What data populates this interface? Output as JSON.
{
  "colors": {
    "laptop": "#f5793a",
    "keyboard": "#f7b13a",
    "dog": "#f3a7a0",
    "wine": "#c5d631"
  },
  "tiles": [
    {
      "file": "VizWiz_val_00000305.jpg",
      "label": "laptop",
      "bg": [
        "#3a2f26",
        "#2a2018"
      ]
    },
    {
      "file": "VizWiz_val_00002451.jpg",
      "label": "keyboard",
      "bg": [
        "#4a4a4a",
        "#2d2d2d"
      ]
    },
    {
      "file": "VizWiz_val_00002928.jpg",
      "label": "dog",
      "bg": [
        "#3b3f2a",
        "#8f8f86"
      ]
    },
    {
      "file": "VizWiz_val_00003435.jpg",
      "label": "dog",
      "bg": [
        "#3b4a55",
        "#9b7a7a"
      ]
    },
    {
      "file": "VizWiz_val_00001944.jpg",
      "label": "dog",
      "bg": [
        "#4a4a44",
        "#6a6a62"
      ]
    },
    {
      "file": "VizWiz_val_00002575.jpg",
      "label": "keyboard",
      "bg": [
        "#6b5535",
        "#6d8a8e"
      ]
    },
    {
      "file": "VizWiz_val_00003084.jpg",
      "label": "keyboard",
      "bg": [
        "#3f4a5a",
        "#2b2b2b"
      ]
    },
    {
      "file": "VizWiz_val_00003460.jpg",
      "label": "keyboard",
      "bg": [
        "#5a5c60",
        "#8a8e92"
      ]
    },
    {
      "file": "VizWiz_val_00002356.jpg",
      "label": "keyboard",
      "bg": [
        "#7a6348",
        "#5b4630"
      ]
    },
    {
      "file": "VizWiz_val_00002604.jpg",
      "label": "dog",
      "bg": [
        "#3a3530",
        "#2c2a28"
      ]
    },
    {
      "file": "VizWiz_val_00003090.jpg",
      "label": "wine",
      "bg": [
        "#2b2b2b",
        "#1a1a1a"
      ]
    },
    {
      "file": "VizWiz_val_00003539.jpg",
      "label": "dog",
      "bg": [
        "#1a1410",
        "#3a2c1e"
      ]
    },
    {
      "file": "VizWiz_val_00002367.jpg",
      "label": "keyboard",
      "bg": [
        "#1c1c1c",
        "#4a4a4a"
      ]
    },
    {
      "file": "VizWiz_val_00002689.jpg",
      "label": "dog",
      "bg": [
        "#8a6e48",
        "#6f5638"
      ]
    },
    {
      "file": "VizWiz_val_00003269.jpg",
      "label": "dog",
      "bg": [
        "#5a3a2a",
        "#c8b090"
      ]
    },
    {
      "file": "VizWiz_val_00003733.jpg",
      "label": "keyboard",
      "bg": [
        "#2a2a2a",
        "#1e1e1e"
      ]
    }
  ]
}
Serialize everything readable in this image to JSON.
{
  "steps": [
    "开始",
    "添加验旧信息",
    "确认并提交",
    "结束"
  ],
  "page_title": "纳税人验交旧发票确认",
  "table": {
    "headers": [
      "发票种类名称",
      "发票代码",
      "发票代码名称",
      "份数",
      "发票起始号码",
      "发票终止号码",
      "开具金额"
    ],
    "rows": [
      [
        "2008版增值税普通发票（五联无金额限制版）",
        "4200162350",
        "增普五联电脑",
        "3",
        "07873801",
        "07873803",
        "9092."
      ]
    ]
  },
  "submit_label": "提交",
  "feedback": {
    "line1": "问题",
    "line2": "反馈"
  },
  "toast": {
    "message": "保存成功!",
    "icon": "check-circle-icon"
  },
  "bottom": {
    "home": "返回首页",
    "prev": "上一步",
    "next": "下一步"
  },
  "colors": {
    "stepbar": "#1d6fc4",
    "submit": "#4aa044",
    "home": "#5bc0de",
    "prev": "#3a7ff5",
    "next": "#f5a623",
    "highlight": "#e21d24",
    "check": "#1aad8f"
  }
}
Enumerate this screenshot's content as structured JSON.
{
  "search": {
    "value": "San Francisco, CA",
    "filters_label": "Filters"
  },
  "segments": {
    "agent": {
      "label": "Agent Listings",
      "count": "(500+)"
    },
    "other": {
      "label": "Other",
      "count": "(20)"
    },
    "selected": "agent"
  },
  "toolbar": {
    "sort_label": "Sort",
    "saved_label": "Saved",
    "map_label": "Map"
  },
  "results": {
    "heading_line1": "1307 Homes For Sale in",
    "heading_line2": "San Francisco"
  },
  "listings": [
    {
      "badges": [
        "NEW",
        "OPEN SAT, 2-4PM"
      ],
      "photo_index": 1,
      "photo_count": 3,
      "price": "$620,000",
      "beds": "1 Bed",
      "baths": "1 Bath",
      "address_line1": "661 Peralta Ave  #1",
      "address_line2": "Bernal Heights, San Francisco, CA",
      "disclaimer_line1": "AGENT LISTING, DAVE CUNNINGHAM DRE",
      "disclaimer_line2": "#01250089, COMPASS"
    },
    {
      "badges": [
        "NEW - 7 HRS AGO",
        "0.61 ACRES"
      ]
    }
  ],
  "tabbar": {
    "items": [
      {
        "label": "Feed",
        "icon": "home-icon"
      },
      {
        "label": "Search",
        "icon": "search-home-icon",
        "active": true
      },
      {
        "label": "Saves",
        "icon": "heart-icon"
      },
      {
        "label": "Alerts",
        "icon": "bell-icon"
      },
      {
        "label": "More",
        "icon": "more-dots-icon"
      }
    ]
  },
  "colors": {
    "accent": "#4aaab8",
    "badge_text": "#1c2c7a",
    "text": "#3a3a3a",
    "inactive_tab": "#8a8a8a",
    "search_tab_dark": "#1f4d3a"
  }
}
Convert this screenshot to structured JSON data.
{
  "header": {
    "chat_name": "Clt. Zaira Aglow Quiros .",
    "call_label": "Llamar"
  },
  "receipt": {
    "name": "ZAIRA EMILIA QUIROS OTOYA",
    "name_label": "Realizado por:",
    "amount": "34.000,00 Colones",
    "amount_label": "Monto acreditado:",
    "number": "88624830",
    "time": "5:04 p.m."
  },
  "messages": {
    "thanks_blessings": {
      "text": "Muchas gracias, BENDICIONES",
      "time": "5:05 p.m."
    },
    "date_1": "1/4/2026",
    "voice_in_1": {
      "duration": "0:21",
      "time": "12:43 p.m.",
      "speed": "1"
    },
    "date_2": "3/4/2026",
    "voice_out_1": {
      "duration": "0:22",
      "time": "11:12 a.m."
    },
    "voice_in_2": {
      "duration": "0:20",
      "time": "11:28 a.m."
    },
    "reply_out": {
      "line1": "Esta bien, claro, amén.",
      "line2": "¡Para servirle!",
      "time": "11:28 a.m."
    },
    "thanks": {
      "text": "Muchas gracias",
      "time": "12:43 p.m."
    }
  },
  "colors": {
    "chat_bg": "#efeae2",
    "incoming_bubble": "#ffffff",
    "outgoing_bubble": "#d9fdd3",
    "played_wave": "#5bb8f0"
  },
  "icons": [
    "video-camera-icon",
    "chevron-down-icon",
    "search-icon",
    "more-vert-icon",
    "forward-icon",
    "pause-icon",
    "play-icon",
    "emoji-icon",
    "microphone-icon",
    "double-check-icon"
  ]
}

:::::

▶ [TASK OBJECTIVE]: Every line above should be printed again exactly as it stands.

▶ [EXERCISE SOLUTION]:
What data populates this interface? Output as JSON.
{
  "colors": {
    "laptop": "#f5793a",
    "keyboard": "#f7b13a",
    "dog": "#f3a7a0",
    "wine": "#c5d631"
  },
  "tiles": [
    {
      "file": "VizWiz_val_00000305.jpg",
      "label": "laptop",
      "bg": [
        "#3a2f26",
        "#2a2018"
      ]
    },
    {
      "file": "VizWiz_val_00002451.jpg",
      "label": "keyboard",
      "bg": [
        "#4a4a4a",
        "#2d2d2d"
      ]
    },
    {
      "file": "VizWiz_val_00002928.jpg",
      "label": "dog",
      "bg": [
        "#3b3f2a",
        "#8f8f86"
      ]
    },
    {
      "file": "VizWiz_val_00003435.jpg",
      "label": "dog",
      "bg": [
        "#3b4a55",
        "#9b7a7a"
      ]
    },
    {
      "file": "VizWiz_val_00001944.jpg",
      "label": "dog",
      "bg": [
        "#4a4a44",
        "#6a6a62"
      ]
    },
    {
      "file": "VizWiz_val_00002575.jpg",
      "label": "keyboard",
      "bg": [
        "#6b5535",
        "#6d8a8e"
      ]
    },
    {
      "file": "VizWiz_val_00003084.jpg",
      "label": "keyboard",
      "bg": [
        "#3f4a5a",
        "#2b2b2b"
      ]
    },
    {
      "file": "VizWiz_val_00003460.jpg",
      "label": "keyboard",
      "bg": [
        "#5a5c60",
        "#8a8e92"
      ]
    },
    {
      "file": "VizWiz_val_00002356.jpg",
      "label": "keyboard",
      "bg": [
        "#7a6348",
        "#5b4630"
      ]
    },
    {
      "file": "VizWiz_val_00002604.jpg",
      "label": "dog",
      "bg": [
        "#3a3530",
        "#2c2a28"
      ]
    },
    {
      "file": "VizWiz_val_00003090.jpg",
      "label": "wine",
      "bg": [
        "#2b2b2b",
        "#1a1a1a"
      ]
    },
    {
      "file": "VizWiz_val_00003539.jpg",
      "label": "dog",
      "bg": [
        "#1a1410",
        "#3a2c1e"
      ]
    },
    {
      "file": "VizWiz_val_00002367.jpg",
      "label": "keyboard",
      "bg": [
        "#1c1c1c",
        "#4a4a4a"
      ]
    },
    {
      "file": "VizWiz_val_00002689.jpg",
      "label": "dog",
      "bg": [
        "#8a6e48",
        "#6f5638"
      ]
    },
    {
      "file": "VizWiz_val_00003269.jpg",
      "label": "dog",
      "bg": [
        "#5a3a2a",
        "#c8b090"
      ]
    },
    {
      "file": "VizWiz_val_00003733.jpg",
      "label": "keyboard",
      "bg": [
        "#2a2a2a",
        "#1e1e1e"
      ]
    }
  ]
}
Serialize everything readable in this image to JSON.
{
  "steps": [
    "开始",
    "添加验旧信息",
    "确认并提交",
    "结束"
  ],
  "page_title": "纳税人验交旧发票确认",
  "table": {
    "headers": [
      "发票种类名称",
      "发票代码",
      "发票代码名称",
      "份数",
      "发票起始号码",
      "发票终止号码",
      "开具金额"
    ],
    "rows": [
      [
        "2008版增值税普通发票（五联无金额限制版）",
        "4200162350",
        "增普五联电脑",
        "3",
        "07873801",
        "07873803",
        "9092."
      ]
    ]
  },
  "submit_label": "提交",
  "feedback": {
    "line1": "问题",
    "line2": "反馈"
  },
  "toast": {
    "message": "保存成功!",
    "icon": "check-circle-icon"
  },
  "bottom": {
    "home": "返回首页",
    "prev": "上一步",
    "next": "下一步"
  },
  "colors": {
    "stepbar": "#1d6fc4",
    "submit": "#4aa044",
    "home": "#5bc0de",
    "prev": "#3a7ff5",
    "next": "#f5a623",
    "highlight": "#e21d24",
    "check": "#1aad8f"
  }
}
Enumerate this screenshot's content as structured JSON.
{
  "search": {
    "value": "San Francisco, CA",
    "filters_label": "Filters"
  },
  "segments": {
    "agent": {
      "label": "Agent Listings",
      "count": "(500+)"
    },
    "other": {
      "label": "Other",
      "count": "(20)"
    },
    "selected": "agent"
  },
  "toolbar": {
    "sort_label": "Sort",
    "saved_label": "Saved",
    "map_label": "Map"
  },
  "results": {
    "heading_line1": "1307 Homes For Sale in",
    "heading_line2": "San Francisco"
  },
  "listings": [
    {
      "badges": [
        "NEW",
        "OPEN SAT, 2-4PM"
      ],
      "photo_index": 1,
      "photo_count": 3,
      "price": "$620,000",
      "beds": "1 Bed",
      "baths": "1 Bath",
      "address_line1": "661 Peralta Ave  #1",
      "address_line2": "Bernal Heights, San Francisco, CA",
      "disclaimer_line1": "AGENT LISTING, DAVE CUNNINGHAM DRE",
      "disclaimer_line2": "#01250089, COMPASS"
    },
    {
      "badges": [
        "NEW - 7 HRS AGO",
        "0.61 ACRES"
      ]
    }
  ],
  "tabbar": {
    "items": [
      {
        "label": "Feed",
        "icon": "home-icon"
      },
      {
        "label": "Search",
        "icon": "search-home-icon",
        "active": true
      },
      {
        "label": "Saves",
        "icon": "heart-icon"
      },
      {
        "label": "Alerts",
        "icon": "bell-icon"
      },
      {
        "label": "More",
        "icon": "more-dots-icon"
      }
    ]
  },
  "colors": {
    "accent": "#4aaab8",
    "badge_text": "#1c2c7a",
    "text": "#3a3a3a",
    "inactive_tab": "#8a8a8a",
    "search_tab_dark": "#1f4d3a"
  }
}
Convert this screenshot to structured JSON data.
{
  "header": {
    "chat_name": "Clt. Zaira Aglow Quiros .",
    "call_label": "Llamar"
  },
  "receipt": {
    "name": "ZAIRA EMILIA QUIROS OTOYA",
    "name_label": "Realizado por:",
    "amount": "34.000,00 Colones",
    "amount_label": "Monto acreditado:",
    "number": "88624830",
    "time": "5:04 p.m."
  },
  "messages": {
    "thanks_blessings": {
      "text": "Muchas gracias, BENDICIONES",
      "time": "5:05 p.m."
    },
    "date_1": "1/4/2026",
    "voice_in_1": {
      "duration": "0:21",
      "time": "12:43 p.m.",
      "speed": "1"
    },
    "date_2": "3/4/2026",
    "voice_out_1": {
      "duration": "0:22",
      "time": "11:12 a.m."
    },
    "voice_in_2": {
      "duration": "0:20",
      "time": "11:28 a.m."
    },
    "reply_out": {
      "line1": "Esta bien, claro, amén.",
      "line2": "¡Para servirle!",
      "time": "11:28 a.m."
    },
    "thanks": {
      "text": "Muchas gracias",
      "time": "12:43 p.m."
    }
  },
  "colors": {
    "chat_bg": "#efeae2",
    "incoming_bubble": "#ffffff",
    "outgoing_bubble": "#d9fdd3",
    "played_wave": "#5bb8f0"
  },
  "icons": [
    "video-camera-icon",
    "chevron-down-icon",
    "search-icon",
    "more-vert-icon",
    "forward-icon",
    "pause-icon",
    "play-icon",
    "emoji-icon",
    "microphone-icon",
    "double-check-icon"
  ]
}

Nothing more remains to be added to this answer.